Description of the task » Produce a word-for-word copy of the listing below without its pictures.

● ● ●

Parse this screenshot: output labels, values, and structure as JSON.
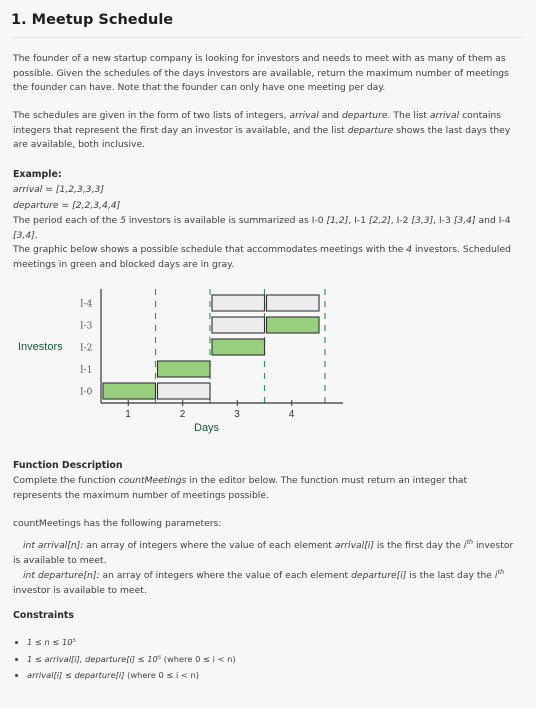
{
  "title": "1. Meetup Schedule",
  "intro": {
    "p1": "The founder of a new startup company is looking for investors and needs to meet with as many of them as possible. Given the schedules of the days investors are available, return the maximum number of meetings the founder can have. Note that the founder can only have one meeting per day.",
    "p2_a": "The schedules are given in the form of two lists of integers, ",
    "p2_arrival": "arrival",
    "p2_and": " and ",
    "p2_departure": "departure",
    "p2_b": ". The list ",
    "p2_arrival2": "arrival",
    "p2_c": " contains integers that represent the first day an investor is available, and the list ",
    "p2_departure2": "departure",
    "p2_d": " shows the last days they are available, both inclusive."
  },
  "example": {
    "heading": "Example:",
    "arrival": "arrival = [1,2,3,3,3]",
    "departure": "departure = [2,2,3,4,4]",
    "s1_a": "The period each of the ",
    "s1_n": "5",
    "s1_b": " investors is available is summarized as I-0 ",
    "s1_r0": "[1,2]",
    "s1_c": ", I-1 ",
    "s1_r1": "[2,2]",
    "s1_d": ", I-2 ",
    "s1_r2": "[3,3]",
    "s1_e": ", I-3 ",
    "s1_r3": "[3,4]",
    "s1_f": " and I-4 ",
    "s1_r4": "[3,4]",
    "s1_g": ".",
    "s2_a": "The graphic below shows a possible schedule that accommodates meetings with the ",
    "s2_n": "4",
    "s2_b": " investors. Scheduled meetings in green and blocked days are in gray."
  },
  "chart_data": {
    "type": "gantt",
    "ylabel": "Investors",
    "xlabel": "Days",
    "categories": [
      "I-0",
      "I-1",
      "I-2",
      "I-3",
      "I-4"
    ],
    "x_ticks": [
      "1",
      "2",
      "3",
      "4"
    ],
    "xlim": [
      1,
      4
    ],
    "bars": [
      {
        "investor": "I-0",
        "segments": [
          {
            "day": 1,
            "status": "meeting"
          },
          {
            "day": 2,
            "status": "blocked"
          }
        ]
      },
      {
        "investor": "I-1",
        "segments": [
          {
            "day": 2,
            "status": "meeting"
          }
        ]
      },
      {
        "investor": "I-2",
        "segments": [
          {
            "day": 3,
            "status": "meeting"
          }
        ]
      },
      {
        "investor": "I-3",
        "segments": [
          {
            "day": 3,
            "status": "blocked"
          },
          {
            "day": 4,
            "status": "meeting"
          }
        ]
      },
      {
        "investor": "I-4",
        "segments": [
          {
            "day": 3,
            "status": "blocked"
          },
          {
            "day": 4,
            "status": "blocked"
          }
        ]
      }
    ],
    "colors": {
      "meeting": "#98cf7d",
      "blocked": "#ececec",
      "outline": "#333333",
      "dash": "#2e9e4f"
    }
  },
  "function_description": {
    "heading": "Function Description",
    "a": "Complete the function ",
    "fn": "countMeetings",
    "b": " in the editor below. The function must return an integer that represents the maximum number of meetings possible."
  },
  "params": {
    "intro": "countMeetings has the following parameters:",
    "p1_sig": "int arrival[n]:",
    "p1_a": " an array of integers where the value of each element ",
    "p1_v": "arrival[i]",
    "p1_b": " is the first day the ",
    "p1_i": "i",
    "p1_th": "th",
    "p1_c": " investor is available to meet.",
    "p2_sig": "int departure[n]:",
    "p2_a": " an array of integers where the value of each element ",
    "p2_v": "departure[i]",
    "p2_b": " is the last day the ",
    "p2_i": "i",
    "p2_th": "th",
    "p2_c": " investor is available to meet."
  },
  "constraints": {
    "heading": "Constraints",
    "c1": "1 ≤ n ≤ 10⁵",
    "c2_a": "1 ≤ arrival[i], departure[i] ≤ 10⁵ ",
    "c2_b": "(where 0 ≤ i < n)",
    "c3_a": "arrival[i]  ≤ departure[i] ",
    "c3_b": "(where 0 ≤ i < n)"
  }
}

● ● ●

Answer to the problem »
Parse this screenshot: output labels, values, and structure as JSON.
{
  "title": "1. Meetup Schedule",
  "intro": {
    "p1": "The founder of a new startup company is looking for investors and needs to meet with as many of them as possible. Given the schedules of the days investors are available, return the maximum number of meetings the founder can have. Note that the founder can only have one meeting per day.",
    "p2_a": "The schedules are given in the form of two lists of integers, ",
    "p2_arrival": "arrival",
    "p2_and": " and ",
    "p2_departure": "departure",
    "p2_b": ". The list ",
    "p2_arrival2": "arrival",
    "p2_c": " contains integers that represent the first day an investor is available, and the list ",
    "p2_departure2": "departure",
    "p2_d": " shows the last days they are available, both inclusive."
  },
  "example": {
    "heading": "Example:",
    "arrival": "arrival = [1,2,3,3,3]",
    "departure": "departure = [2,2,3,4,4]",
    "s1_a": "The period each of the ",
    "s1_n": "5",
    "s1_b": " investors is available is summarized as I-0 ",
    "s1_r0": "[1,2]",
    "s1_c": ", I-1 ",
    "s1_r1": "[2,2]",
    "s1_d": ", I-2 ",
    "s1_r2": "[3,3]",
    "s1_e": ", I-3 ",
    "s1_r3": "[3,4]",
    "s1_f": " and I-4 ",
    "s1_r4": "[3,4]",
    "s1_g": ".",
    "s2_a": "The graphic below shows a possible schedule that accommodates meetings with the ",
    "s2_n": "4",
    "s2_b": " investors. Scheduled meetings in green and blocked days are in gray."
  },
  "chart_data": {
    "type": "gantt",
    "ylabel": "Investors",
    "xlabel": "Days",
    "categories": [
      "I-0",
      "I-1",
      "I-2",
      "I-3",
      "I-4"
    ],
    "x_ticks": [
      "1",
      "2",
      "3",
      "4"
    ],
    "xlim": [
      1,
      4
    ],
    "bars": [
      {
        "investor": "I-0",
        "segments": [
          {
            "day": 1,
            "status": "meeting"
          },
          {
            "day": 2,
            "status": "blocked"
          }
        ]
      },
      {
        "investor": "I-1",
        "segments": [
          {
            "day": 2,
            "status": "meeting"
          }
        ]
      },
      {
        "investor": "I-2",
        "segments": [
          {
            "day": 3,
            "status": "meeting"
          }
        ]
      },
      {
        "investor": "I-3",
        "segments": [
          {
            "day": 3,
            "status": "blocked"
          },
          {
            "day": 4,
            "status": "meeting"
          }
        ]
      },
      {
        "investor": "I-4",
        "segments": [
          {
            "day": 3,
            "status": "blocked"
          },
          {
            "day": 4,
            "status": "blocked"
          }
        ]
      }
    ],
    "colors": {
      "meeting": "#98cf7d",
      "blocked": "#ececec",
      "outline": "#333333",
      "dash": "#2e9e4f"
    }
  },
  "function_description": {
    "heading": "Function Description",
    "a": "Complete the function ",
    "fn": "countMeetings",
    "b": " in the editor below. The function must return an integer that represents the maximum number of meetings possible."
  },
  "params": {
    "intro": "countMeetings has the following parameters:",
    "p1_sig": "int arrival[n]:",
    "p1_a": " an array of integers where the value of each element ",
    "p1_v": "arrival[i]",
    "p1_b": " is the first day the ",
    "p1_i": "i",
    "p1_th": "th",
    "p1_c": " investor is available to meet.",
    "p2_sig": "int departure[n]:",
    "p2_a": " an array of integers where the value of each element ",
    "p2_v": "departure[i]",
    "p2_b": " is the last day the ",
    "p2_i": "i",
    "p2_th": "th",
    "p2_c": " investor is available to meet."
  },
  "constraints": {
    "heading": "Constraints",
    "c1": "1 ≤ n ≤ 10⁵",
    "c2_a": "1 ≤ arrival[i], departure[i] ≤ 10⁵ ",
    "c2_b": "(where 0 ≤ i < n)",
    "c3_a": "arrival[i]  ≤ departure[i] ",
    "c3_b": "(where 0 ≤ i < n)"
  }
}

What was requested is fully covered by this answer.